Set exercise:
Below are some records; repeat them all exactly, minus the pictures.
[start of Records provided]
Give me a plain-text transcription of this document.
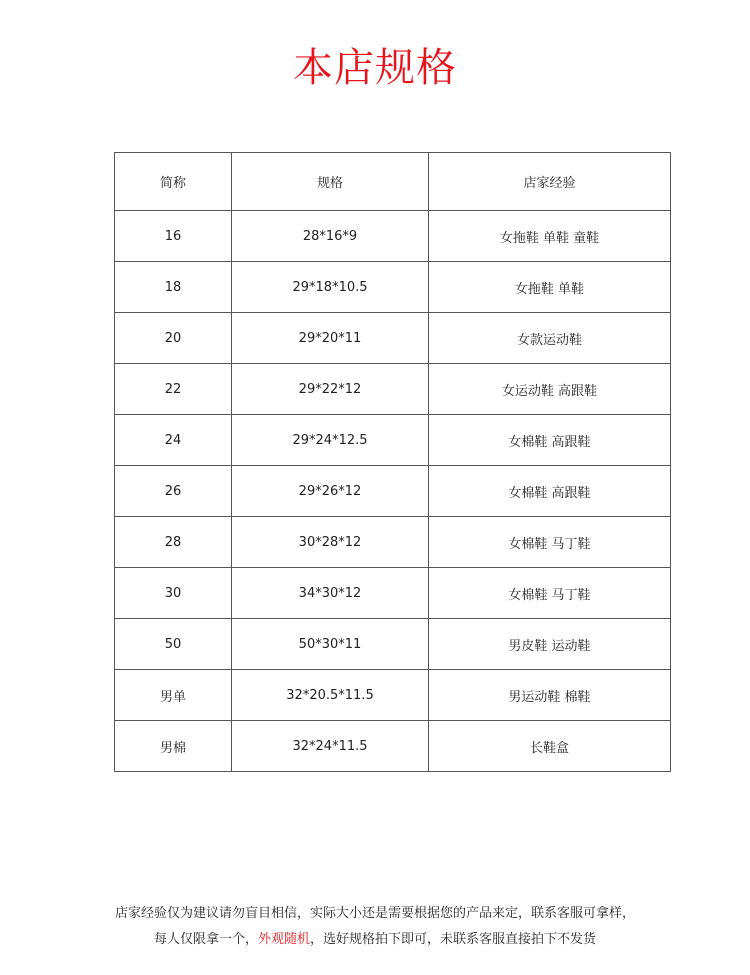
本店规格
简称	规格	店家经验
16	28*16*9	女拖鞋 单鞋 童鞋
18	29*18*10.5	女拖鞋 单鞋
20	29*20*11	女款运动鞋
22	29*22*12	女运动鞋 高跟鞋
24	29*24*12.5	女棉鞋 高跟鞋
26	29*26*12	女棉鞋 高跟鞋
28	30*28*12	女棉鞋 马丁鞋
30	34*30*12	女棉鞋 马丁鞋
50	50*30*11	男皮鞋 运动鞋
男单	32*20.5*11.5	男运动鞋 棉鞋
男棉	32*24*11.5	长鞋盒
店家经验仅为建议请勿盲目相信，实际大小还是需要根据您的产品来定，联系客服可拿样，
每人仅限拿一个，外观随机，选好规格拍下即可，未联系客服直接拍下不发货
[end of Records provided]
Answer below:
Give me a plain-text transcription of this document.
本店规格
简称	规格	店家经验
16	28*16*9	女拖鞋 单鞋 童鞋
18	29*18*10.5	女拖鞋 单鞋
20	29*20*11	女款运动鞋
22	29*22*12	女运动鞋 高跟鞋
24	29*24*12.5	女棉鞋 高跟鞋
26	29*26*12	女棉鞋 高跟鞋
28	30*28*12	女棉鞋 马丁鞋
30	34*30*12	女棉鞋 马丁鞋
50	50*30*11	男皮鞋 运动鞋
男单	32*20.5*11.5	男运动鞋 棉鞋
男棉	32*24*11.5	长鞋盒
店家经验仅为建议请勿盲目相信，实际大小还是需要根据您的产品来定，联系客服可拿样，
每人仅限拿一个，外观随机，选好规格拍下即可，未联系客服直接拍下不发货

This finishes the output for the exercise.